STATED GOAL:
Reproduce, word for word, everything from "We let the data" down to "know our business." in the transcript on experimentation below.

TEXT EXCERPT:
:::
2 Tubi is a very data driven company, so we're licensed to push back when execs say, implement this. And we can say, well, at least let's run an experiment. And the nice thing about experiments is they democratize truth. And you can have the greatest opinion in the world. You can be the highest paid person in the room.
But if the experiment shows no lift or it's neutral, doesn't matter. I don't know. I'm pretty smart. Yeah. Well, other than Charles.
Well, that's what my mother told me anyway. I believe it. So if you're gonna sell this this concept of data driven decisions, and it is something that certain successful companies in the tech space have been doing since their inception. Like, a lot of count companies are founded on these principles of we welcome all ideas from whoever they are, whether it's it's the janitor cleaning the bathrooms or it's the CEO. Everybody's ideas are weighed the same.
We let the data decide, but not all companies are run that way. And all even if they should be. So yeah. What would you say to a company that's like, We know our customers. We know our business.
We can just turn this thing on. How would you defend it Yeah. The the inverse of that? Yeah. I'm sure you guys are more qualified to answer this than me.
But I I take a sort of different approach in that AB testing is the gold standard, and it is not necessary. It is definitely helpful and important. And if you have a larger company with the infrastructure to do it, you it is completely necessary. But oftentimes, in smaller companies for example, I'm working with a tutoring nonprofit, helping them with their their data tech stack Called Learn to be, they provide free online tutoring to underserved kids, so homeless kids, foster kids. They're just too small to run any type of experiment.
They don't have enough sample size. And so the highest paid per person's opinion does win. But, theoretically, as you get to a larger state in your company, you do need to run experiments because results tend to be pretty counterintuitive, and even the best PMs don't have a 100% feature rate. So Yeah. But it does occur to me that, sure, you don't have enough data to get to statistical significance, or you don't have enough data to build a model and run some robust machine learning against something.
But you do have enough data, generally, to say, hey, we're gonna try this, and we're gonna we're gonna be because most folks can set up analytics and measure stuff. Right? And just say, hey, we're gonna see over the next 2 weeks if the number goes up. Yeah. Exactly.
So those are called pre and post methods. Uh-huh. And we definitely so creating an AB testing infrastructure is a good amount of work. You have to randomize at usually the user level. But there are other alternatives, such as pre and post methods that, just look at pre intervention versus post intervention to see if there's a lift.
Yeah. And, yeah, those those can be effective in in smaller companies. Right. And then and then as you grow, then you can start saying, hey. Now we're reaching statistical significance, or now we're getting enough data to where, yeah, we can throw some more robust model at this and say, alright, what are we actually seeing here?
Yeah. And and during that journey, you're graduating along the path. I mean, even if you're a single person startup, you should be collecting that data that of, like, the results of what you're doing. For sure. And as you grow, there's a there's a long journey between just collecting data and manually analyzing it, and then going all the way to, hey, we have an automated a b framework that is part of our CICD where we set the conditions of this experiment saying we need 10% control and and four 10%, you know, slices of these different test groups, set up my experiment for me, do dynamic traffic allocation, and maintain state, and then collect all the data and automatically, you know, analyze it through windowed aggregations over period.
:::
RECORDED INFORMATION:
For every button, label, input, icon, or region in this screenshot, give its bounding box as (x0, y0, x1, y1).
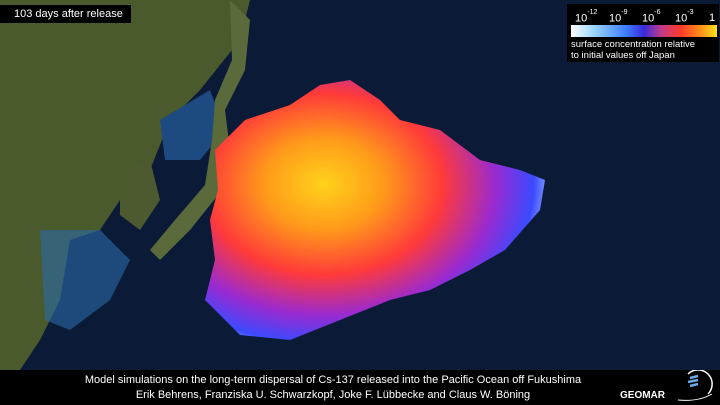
caption-bar: Model simulations on the long-term dispe… (0, 370, 720, 405)
caption-line-1: Model simulations on the long-term dispe… (84, 374, 582, 386)
geomar-globe-icon (677, 370, 713, 401)
continental-shelf (40, 230, 130, 330)
legend-label-line: surface concentration relative (571, 39, 696, 50)
radioactive-plume (205, 80, 545, 340)
legend-ticks: 10-12 10-9 10-6 10-3 1 (567, 8, 719, 25)
color-legend: 10-12 10-9 10-6 10-3 1 surface concentra… (567, 4, 719, 62)
korea-peninsula (120, 160, 160, 230)
legend-label: surface concentration relative to initia… (571, 39, 695, 61)
legend-tick: 10-3 (675, 9, 694, 25)
legend-tick: 10-12 (575, 9, 598, 25)
legend-color-bar (571, 25, 717, 37)
sea-of-japan (160, 90, 225, 160)
legend-label-line: to initial values off Japan (571, 50, 675, 61)
caption-line-2: Erik Behrens, Franziska U. Schwarzkopf, … (135, 389, 531, 401)
geomar-logo-text: GEOMAR (620, 390, 665, 401)
legend-tick: 10-6 (642, 9, 661, 25)
japan (150, 0, 250, 260)
legend-tick: 10-9 (609, 9, 628, 25)
legend-tick: 1 (709, 12, 716, 24)
days-after-release-label: 103 days after release (0, 5, 131, 23)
:::
ANSWER TO THE TASK:
We let the data decide, but not all companies are run that way. And all even if they should be. So yeah. What would you say to a company that's like, We know our customers. We know our business.